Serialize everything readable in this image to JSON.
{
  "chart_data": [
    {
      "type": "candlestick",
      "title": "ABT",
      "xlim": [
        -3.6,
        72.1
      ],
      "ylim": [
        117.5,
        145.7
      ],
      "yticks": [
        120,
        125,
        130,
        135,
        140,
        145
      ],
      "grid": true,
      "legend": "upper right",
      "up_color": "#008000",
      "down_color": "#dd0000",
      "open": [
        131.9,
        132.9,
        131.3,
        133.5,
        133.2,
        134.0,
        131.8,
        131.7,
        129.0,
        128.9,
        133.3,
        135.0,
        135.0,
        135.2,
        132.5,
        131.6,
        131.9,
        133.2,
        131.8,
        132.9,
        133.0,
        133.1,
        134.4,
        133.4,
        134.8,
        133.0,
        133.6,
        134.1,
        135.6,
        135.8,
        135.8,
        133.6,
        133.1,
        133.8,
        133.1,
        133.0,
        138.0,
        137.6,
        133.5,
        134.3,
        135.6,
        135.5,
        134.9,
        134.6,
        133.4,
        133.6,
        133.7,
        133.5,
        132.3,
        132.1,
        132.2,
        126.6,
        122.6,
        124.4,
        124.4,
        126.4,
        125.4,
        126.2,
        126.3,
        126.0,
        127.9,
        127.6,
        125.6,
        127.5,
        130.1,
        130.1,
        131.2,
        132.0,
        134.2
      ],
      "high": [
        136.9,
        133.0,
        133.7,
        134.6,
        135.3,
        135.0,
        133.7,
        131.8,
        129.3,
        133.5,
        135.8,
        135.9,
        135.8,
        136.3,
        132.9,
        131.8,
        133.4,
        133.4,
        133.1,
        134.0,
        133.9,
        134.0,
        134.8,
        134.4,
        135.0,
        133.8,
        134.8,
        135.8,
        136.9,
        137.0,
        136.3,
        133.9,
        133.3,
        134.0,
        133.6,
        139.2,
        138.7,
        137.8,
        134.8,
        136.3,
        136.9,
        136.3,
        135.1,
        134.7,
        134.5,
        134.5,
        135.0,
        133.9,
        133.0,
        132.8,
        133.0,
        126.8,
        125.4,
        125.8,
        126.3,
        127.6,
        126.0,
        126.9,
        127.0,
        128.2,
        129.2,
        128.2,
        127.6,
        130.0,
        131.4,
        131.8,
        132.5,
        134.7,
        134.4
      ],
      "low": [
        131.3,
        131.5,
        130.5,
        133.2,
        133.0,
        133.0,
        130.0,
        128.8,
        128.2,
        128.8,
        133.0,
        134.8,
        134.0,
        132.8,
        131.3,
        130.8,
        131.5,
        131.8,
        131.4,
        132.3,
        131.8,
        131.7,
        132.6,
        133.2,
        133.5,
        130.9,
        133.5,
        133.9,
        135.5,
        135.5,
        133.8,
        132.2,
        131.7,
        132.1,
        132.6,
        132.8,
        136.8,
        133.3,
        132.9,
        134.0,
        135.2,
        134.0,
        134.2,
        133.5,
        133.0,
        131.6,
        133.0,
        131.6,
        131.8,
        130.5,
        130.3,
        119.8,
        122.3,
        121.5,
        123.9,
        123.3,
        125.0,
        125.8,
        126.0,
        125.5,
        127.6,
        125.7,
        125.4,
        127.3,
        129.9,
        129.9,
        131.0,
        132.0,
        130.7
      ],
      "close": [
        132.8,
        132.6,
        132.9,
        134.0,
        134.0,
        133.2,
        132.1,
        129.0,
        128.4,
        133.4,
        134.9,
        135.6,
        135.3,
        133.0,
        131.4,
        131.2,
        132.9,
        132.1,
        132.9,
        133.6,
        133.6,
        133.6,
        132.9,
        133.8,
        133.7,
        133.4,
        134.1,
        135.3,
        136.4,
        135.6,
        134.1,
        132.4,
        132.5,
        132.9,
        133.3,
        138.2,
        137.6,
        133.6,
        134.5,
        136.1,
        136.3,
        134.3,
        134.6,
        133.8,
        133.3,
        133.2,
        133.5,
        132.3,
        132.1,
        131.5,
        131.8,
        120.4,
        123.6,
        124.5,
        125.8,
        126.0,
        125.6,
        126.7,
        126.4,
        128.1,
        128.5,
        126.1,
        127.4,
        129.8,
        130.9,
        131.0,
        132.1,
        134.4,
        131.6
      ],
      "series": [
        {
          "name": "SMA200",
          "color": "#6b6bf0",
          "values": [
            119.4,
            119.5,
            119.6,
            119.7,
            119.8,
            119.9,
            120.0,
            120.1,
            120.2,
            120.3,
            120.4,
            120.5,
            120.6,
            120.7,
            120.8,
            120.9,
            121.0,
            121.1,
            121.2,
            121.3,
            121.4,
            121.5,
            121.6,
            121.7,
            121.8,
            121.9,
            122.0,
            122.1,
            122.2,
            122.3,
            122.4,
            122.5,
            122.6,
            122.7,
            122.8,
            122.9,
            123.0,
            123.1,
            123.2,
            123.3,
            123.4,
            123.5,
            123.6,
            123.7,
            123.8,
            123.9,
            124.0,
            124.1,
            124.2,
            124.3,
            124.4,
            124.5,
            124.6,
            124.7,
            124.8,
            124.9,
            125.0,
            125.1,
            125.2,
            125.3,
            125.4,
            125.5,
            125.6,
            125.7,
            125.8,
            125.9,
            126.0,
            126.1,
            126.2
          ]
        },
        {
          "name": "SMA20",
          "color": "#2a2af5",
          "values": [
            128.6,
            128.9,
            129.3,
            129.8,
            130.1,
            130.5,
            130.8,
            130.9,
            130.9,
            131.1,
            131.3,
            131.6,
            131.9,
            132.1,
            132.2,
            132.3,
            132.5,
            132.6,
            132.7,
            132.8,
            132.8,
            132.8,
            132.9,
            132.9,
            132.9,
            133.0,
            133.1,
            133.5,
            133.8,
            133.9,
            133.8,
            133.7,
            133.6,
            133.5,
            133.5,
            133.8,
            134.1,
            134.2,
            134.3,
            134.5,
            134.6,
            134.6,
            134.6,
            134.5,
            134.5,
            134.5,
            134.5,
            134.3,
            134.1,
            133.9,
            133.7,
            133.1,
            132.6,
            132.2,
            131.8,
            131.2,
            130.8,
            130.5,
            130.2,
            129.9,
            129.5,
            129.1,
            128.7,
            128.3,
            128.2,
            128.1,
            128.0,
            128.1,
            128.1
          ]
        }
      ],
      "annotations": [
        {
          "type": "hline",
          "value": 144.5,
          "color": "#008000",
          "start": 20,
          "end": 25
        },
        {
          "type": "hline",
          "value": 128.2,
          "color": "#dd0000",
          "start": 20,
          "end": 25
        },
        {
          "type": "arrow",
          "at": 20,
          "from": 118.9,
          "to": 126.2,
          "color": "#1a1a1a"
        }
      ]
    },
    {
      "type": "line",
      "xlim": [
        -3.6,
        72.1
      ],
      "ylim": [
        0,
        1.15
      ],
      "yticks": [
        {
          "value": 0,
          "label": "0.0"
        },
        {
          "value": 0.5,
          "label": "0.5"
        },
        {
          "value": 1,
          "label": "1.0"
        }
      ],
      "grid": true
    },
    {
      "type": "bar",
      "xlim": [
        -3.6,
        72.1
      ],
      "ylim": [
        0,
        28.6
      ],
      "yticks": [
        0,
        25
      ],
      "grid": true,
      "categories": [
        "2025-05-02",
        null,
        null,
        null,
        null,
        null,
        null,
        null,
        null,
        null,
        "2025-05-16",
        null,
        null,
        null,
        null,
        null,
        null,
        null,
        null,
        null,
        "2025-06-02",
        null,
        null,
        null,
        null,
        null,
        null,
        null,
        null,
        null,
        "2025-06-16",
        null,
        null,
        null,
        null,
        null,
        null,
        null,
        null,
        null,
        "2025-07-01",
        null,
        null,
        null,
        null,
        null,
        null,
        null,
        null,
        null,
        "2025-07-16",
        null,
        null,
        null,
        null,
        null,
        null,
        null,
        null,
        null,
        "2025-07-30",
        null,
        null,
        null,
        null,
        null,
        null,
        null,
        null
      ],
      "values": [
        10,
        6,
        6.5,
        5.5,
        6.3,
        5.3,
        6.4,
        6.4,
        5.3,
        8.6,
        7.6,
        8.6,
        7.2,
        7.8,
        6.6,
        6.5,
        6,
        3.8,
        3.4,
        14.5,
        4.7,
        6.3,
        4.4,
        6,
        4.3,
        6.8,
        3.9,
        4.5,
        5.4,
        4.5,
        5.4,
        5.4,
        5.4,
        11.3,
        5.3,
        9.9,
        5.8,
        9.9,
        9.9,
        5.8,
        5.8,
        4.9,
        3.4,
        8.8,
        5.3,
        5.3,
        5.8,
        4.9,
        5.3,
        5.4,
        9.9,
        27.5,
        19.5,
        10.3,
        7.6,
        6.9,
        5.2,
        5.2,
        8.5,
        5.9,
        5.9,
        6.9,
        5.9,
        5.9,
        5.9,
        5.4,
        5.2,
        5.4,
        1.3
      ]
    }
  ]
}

● TO BE DONE
Report how many lines in these entries contain "type". Answer with the number only.

● FINAL RESULT
6